» Attività da svolgere:
**1)** Nel brano sulla crisi del governo May, a quale quotidiano Williamson avrebbe rivelato la decisione del Consiglio per la Sicurezza Nazionale?
**2)** Scrivi il seguito del brano sulla crisi del governo May, partendo dopo la sua ultima frase.

» Brano:
-------
Già invischiato nel pantano della Brexit, il governo conservatore britannico di Theresa May è precipitato in una nuova crisi nei giorni scorsi, culminata nel clamoroso licenziamento del ministro della Difesa, Gavin Williamson. L’allontanamento di quest’ultimo dal gabinetto è legato a una fuga di notizie dall’interno del Consiglio per la Sicurezza Nazionale, relativamente a una questione tra le più calde sul fronte geopolitico internazionale, quella della collaborazione dei governi occidentali con il gigante cinese Huawei nel lancio della nuova rete 5G.

 

Williamson avrebbe rivelato al quotidiano filo-conservatore e pro-Brexit Daily Telegraph la decisione, presa settimana scorsa dallo stesso Consiglio, sul via libera condizionato alla partecipazione di Huawei alla costruzione delle infrastrutture necessarie all’implementazione del 5G. L’uscita della notizia aveva generato sgomento a Downing Street, principalmente perché arrivata nel pieno delle pressioni del governo americano per escludere Huawei dalla rete 5G del Regno Unito e degli altri principali alleati di Washington.

 

 

La vicenda ha innanzitutto evidenziato il carattere esplosivo della questione Huawei-5G, tale da richiedere una riunione segreta dell’organo esecutivo più importante del paese. Parallelamente, la volontà del governo May di tenere nascosta al pubblico la decisione appena presa e il provvedimento con pochi precedenti nei confronti del presunto responsabile della fuga di notizie sono anche il sintomo dell’estrema tensione esistente tra Londra e Washington.

 

La May intendeva mantenere il segreto sul via libera parziale a Huawei, in modo da prendere tempo fino a quando non sarebbero stati fissati in modo ufficiale alcuni paletti alla partecipazione della compagnia cinese alla gara per il 5G, così da evitare o quanto meno rimandare la più che probabile risposta indispettita dell’amministrazione Trump, se non addirittura possibili ritorsioni.
-------
» Estratto dei dati:
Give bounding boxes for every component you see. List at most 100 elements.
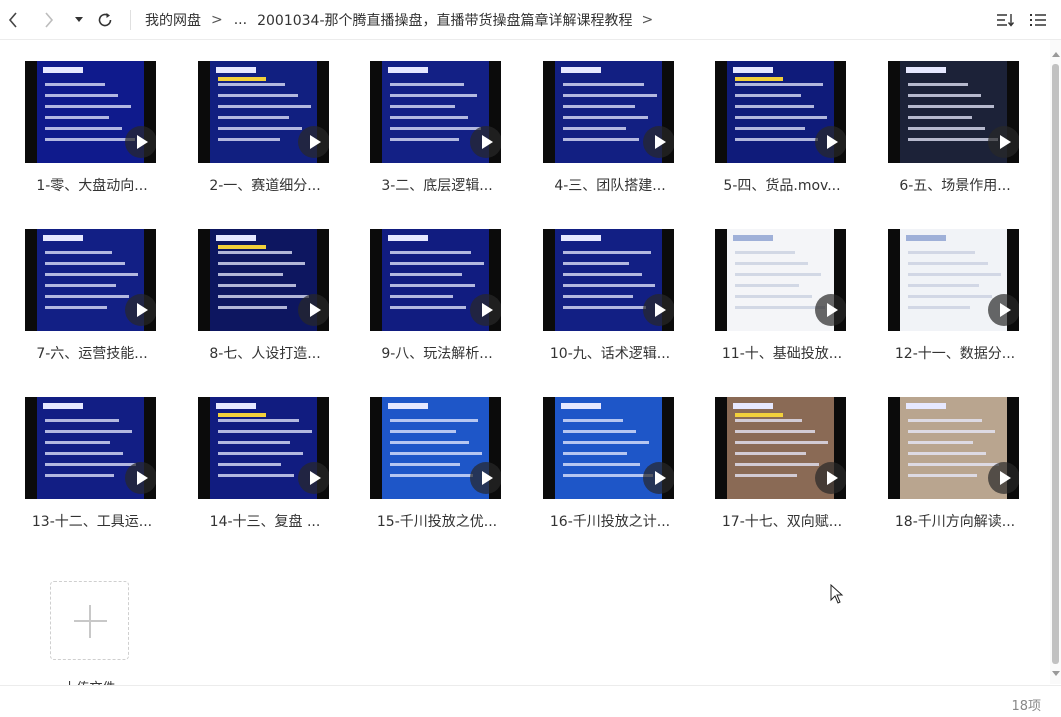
breadcrumb-root[interactable]: 我的网盘 [145,10,201,30]
video-thumbnail[interactable] [715,61,846,163]
play-icon[interactable] [815,126,846,158]
file-tile[interactable]: 18-千川方向解读... [875,376,1025,530]
video-thumbnail[interactable] [25,397,156,499]
play-icon[interactable] [125,126,156,158]
video-thumbnail[interactable] [370,61,501,163]
play-icon[interactable] [988,462,1019,494]
video-thumbnail[interactable] [198,61,329,163]
thumbnail-title-bar [733,67,773,73]
video-thumbnail[interactable] [543,61,674,163]
play-icon[interactable] [125,294,156,326]
file-name: 11-十、基础投放... [721,346,843,362]
file-tile[interactable]: 17-十七、双向赋... [702,376,852,530]
refresh-button[interactable] [94,8,116,32]
thumbnail-text-line [45,127,122,130]
breadcrumb-tail[interactable]: > [642,12,654,28]
thumbnail-text-line [45,116,109,119]
breadcrumb-current[interactable]: 2001034-那个腾直播操盘，直播带货操盘篇章详解课程教程 [257,10,632,30]
thumbnail-text-line [218,116,289,119]
back-button[interactable] [2,8,24,32]
video-thumbnail[interactable] [888,397,1019,499]
file-tile[interactable]: 8-七、人设打造... [185,208,335,362]
video-thumbnail[interactable] [888,229,1019,331]
thumbnail-text-line [735,452,806,455]
sort-button[interactable] [995,8,1017,32]
play-icon[interactable] [988,126,1019,158]
play-icon[interactable] [470,126,501,158]
thumbnail-text-line [908,284,979,287]
file-name: 9-八、玩法解析... [381,346,493,362]
breadcrumb: 我的网盘 > ... 2001034-那个腾直播操盘，直播带货操盘篇章详解课程教… [145,0,653,40]
file-tile[interactable]: 16-千川投放之计... [530,376,680,530]
item-count: 18项 [1011,699,1041,714]
video-thumbnail[interactable] [25,61,156,163]
play-icon[interactable] [298,294,329,326]
thumbnail-text-line [45,284,116,287]
play-icon[interactable] [815,294,846,326]
file-tile[interactable]: 1-零、大盘动向... [12,40,162,194]
thumbnail-text-line [563,273,642,276]
play-icon[interactable] [643,126,674,158]
list-view-button[interactable] [1027,8,1049,32]
video-thumbnail[interactable] [25,229,156,331]
thumbnail-title-bar [216,235,256,241]
play-icon[interactable] [988,294,1019,326]
thumbnail-text-line [390,474,473,477]
thumbnail-text-line [390,273,462,276]
vertical-scrollbar[interactable] [1050,40,1061,684]
file-tile[interactable]: 7-六、运营技能... [12,208,162,362]
video-thumbnail[interactable] [543,229,674,331]
play-icon[interactable] [815,462,846,494]
thumbnail-text-line [390,430,456,433]
file-tile[interactable]: 6-五、场景作用... [875,40,1025,194]
play-icon[interactable] [643,294,674,326]
thumbnail-text-line [390,83,464,86]
video-thumbnail[interactable] [543,397,674,499]
file-tile[interactable]: 4-三、团队搭建... [530,40,680,194]
scroll-thumb[interactable] [1052,64,1059,664]
file-tile[interactable]: 15-千川投放之优... [357,376,507,530]
scroll-up-arrow-icon[interactable] [1052,52,1060,57]
thumbnail-title-bar [216,403,256,409]
thumbnail-text-line [45,463,136,466]
forward-button[interactable] [38,8,60,32]
video-thumbnail[interactable] [888,61,1019,163]
file-tile[interactable]: 5-四、货品.mov... [702,40,852,194]
file-grid: 1-零、大盘动向... 2-一、赛道细分... 3-二、底层逻辑... 4-三、团队搭… [0,40,1050,684]
thumbnail-text-line [390,251,471,254]
video-thumbnail[interactable] [370,229,501,331]
view-tools [995,8,1049,32]
play-icon[interactable] [643,462,674,494]
file-name: 3-二、底层逻辑... [381,178,493,194]
file-tile[interactable]: 11-十、基础投放... [702,208,852,362]
thumbnail-text-line [735,463,819,466]
file-tile[interactable]: 10-九、话术逻辑... [530,208,680,362]
file-tile[interactable]: 12-十一、数据分... [875,208,1025,362]
play-icon[interactable] [470,294,501,326]
play-icon[interactable] [470,462,501,494]
file-tile[interactable]: 9-八、玩法解析... [357,208,507,362]
scroll-down-arrow-icon[interactable] [1052,671,1060,676]
breadcrumb-ellipsis[interactable]: ... [234,12,247,28]
thumbnail-text-line [908,94,981,97]
file-tile[interactable]: 14-十三、复盘 ... [185,376,335,530]
thumbnail-text-line [390,94,477,97]
file-tile[interactable]: 3-二、底层逻辑... [357,40,507,194]
play-icon[interactable] [125,462,156,494]
video-thumbnail[interactable] [715,229,846,331]
play-icon[interactable] [298,126,329,158]
file-tile[interactable]: 13-十二、工具运... [12,376,162,530]
video-thumbnail[interactable] [198,397,329,499]
video-thumbnail[interactable] [715,397,846,499]
thumbnail-text-line [563,441,649,444]
thumbnail-text-line [735,419,802,422]
mouse-cursor-icon [830,584,844,604]
video-thumbnail[interactable] [198,229,329,331]
file-tile[interactable]: 2-一、赛道细分... [185,40,335,194]
history-dropdown-button[interactable] [68,8,90,32]
thumbnail-text-line [390,105,455,108]
video-thumbnail[interactable] [370,397,501,499]
play-icon[interactable] [298,462,329,494]
upload-file-button[interactable] [50,581,129,660]
thumbnail-text-line [908,105,994,108]
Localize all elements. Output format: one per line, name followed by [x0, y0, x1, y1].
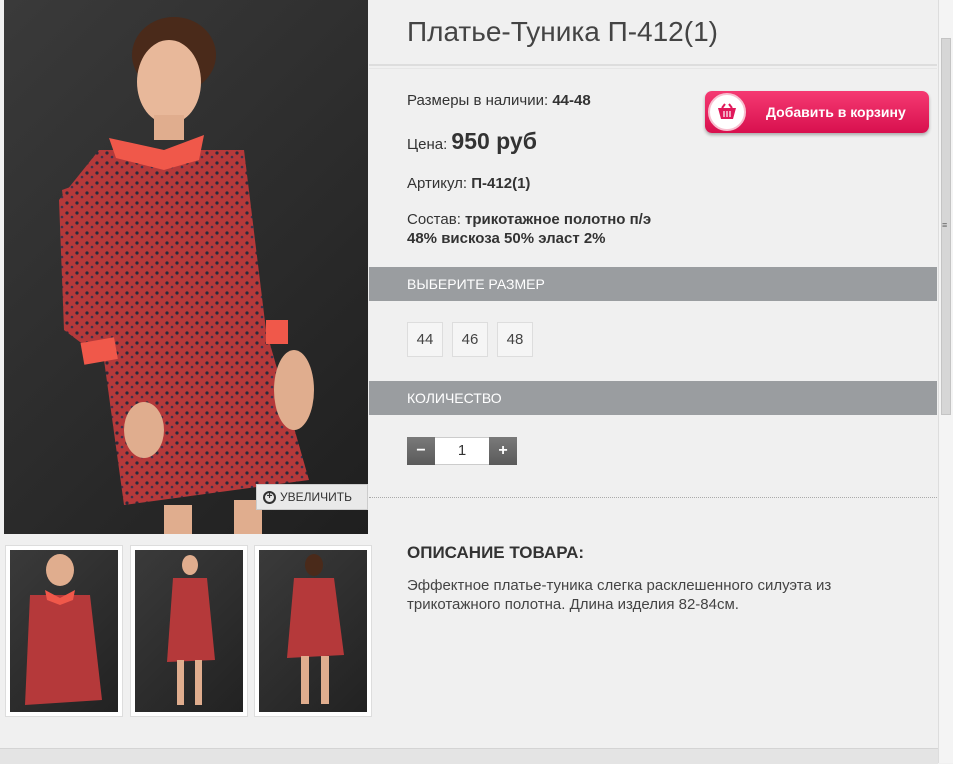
- vertical-scrollbar[interactable]: ≡: [938, 0, 953, 763]
- product-main-photo[interactable]: + УВЕЛИЧИТЬ: [4, 0, 368, 534]
- divider: [369, 68, 937, 69]
- quantity-input[interactable]: 1: [435, 437, 489, 465]
- thumbnail-1[interactable]: [5, 545, 123, 717]
- zoom-label: УВЕЛИЧИТЬ: [280, 490, 352, 504]
- product-title: Платье-Туника П-412(1): [407, 16, 718, 47]
- sizes-available: Размеры в наличии: 44-48: [407, 92, 591, 109]
- price-value: 950 руб: [451, 128, 537, 154]
- add-to-cart-label: Добавить в корзину: [766, 104, 906, 120]
- quantity-decrease-button[interactable]: −: [407, 437, 435, 465]
- page-footer-strip: [0, 748, 938, 764]
- zoom-in-icon: +: [263, 490, 276, 504]
- size-option-48[interactable]: 48: [497, 322, 533, 357]
- thumbnail-image: [259, 550, 367, 712]
- size-option-46[interactable]: 46: [452, 322, 488, 357]
- description-text: Эффектное платье-туника слегка расклешен…: [407, 577, 832, 613]
- divider: [369, 64, 937, 66]
- thumbnail-image: [135, 550, 243, 712]
- thumbnail-image: [10, 550, 118, 712]
- size-select-heading: ВЫБЕРИТЕ РАЗМЕР: [369, 267, 937, 301]
- divider: [369, 497, 937, 498]
- composition-line-2: 48% вискоза 50% эласт 2%: [407, 230, 606, 247]
- quantity-stepper: − 1 +: [407, 437, 517, 465]
- model-illustration: [59, 17, 314, 534]
- add-to-cart-button[interactable]: Добавить в корзину: [705, 91, 929, 133]
- scrollbar-grip-icon: ≡: [942, 220, 948, 230]
- composition: Состав: трикотажное полотно п/э: [407, 211, 652, 228]
- quantity-heading: КОЛИЧЕСТВО: [369, 381, 937, 415]
- price: Цена: 950 руб: [407, 128, 537, 154]
- thumbnail-3[interactable]: [254, 545, 372, 717]
- basket-icon: [708, 93, 746, 131]
- size-option-44[interactable]: 44: [407, 322, 443, 357]
- sku: Артикул: П-412(1): [407, 175, 531, 192]
- description-heading: ОПИСАНИЕ ТОВАРА:: [407, 543, 585, 562]
- quantity-increase-button[interactable]: +: [489, 437, 517, 465]
- thumbnail-2[interactable]: [130, 545, 248, 717]
- zoom-button[interactable]: + УВЕЛИЧИТЬ: [256, 484, 368, 510]
- product-details: Платье-Туника П-412(1) Размеры в наличии…: [369, 0, 937, 763]
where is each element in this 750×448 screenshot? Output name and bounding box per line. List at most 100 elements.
-------
» Risposte per attività:
**1)** Al Daily Telegraph, quotidiano filo-conservatore e pro-Brexit.

**2)**
 

La cautela del governo conservatore era dovuta anche alla retorica sempre più minacciosa degli Stati Uniti. Nelle ultime settimane, da Washington erano giunti avvertimenti a non utilizzare la tecnologia di Huawei, perché ciò avrebbe potuto anche mettere in discussione la collaborazione all’interno della NATO. Ufficialmente, i timori di Washington sono da collegare a quella che sarebbe la natura stessa della corporation cinese, considerata uno strumento di Pechino per penetrare i sistemi di comunicazione e di sicurezza dei paesi occidentali.

 

Secondo quanto riportato dal Telegraph, il Consiglio per la Sicurezza Nazionale del governo conservatore avrebbe deciso di consentire a Huawei di fornire componenti “non cruciali” dell’infrastruttura 5G, in un chiaro tentativo di attenuare l’opposizione degli USA. Il fatto stesso che il Regno Unito, così come altri paesi alleati di Washington, abbia finito sostanzialmente per ignorare le minacce della Casa Bianca testimonia dell’importanza economica e strategica della rete 5G e, soprattutto, del contributo al suo sviluppo da parte della tecnologia Huawei.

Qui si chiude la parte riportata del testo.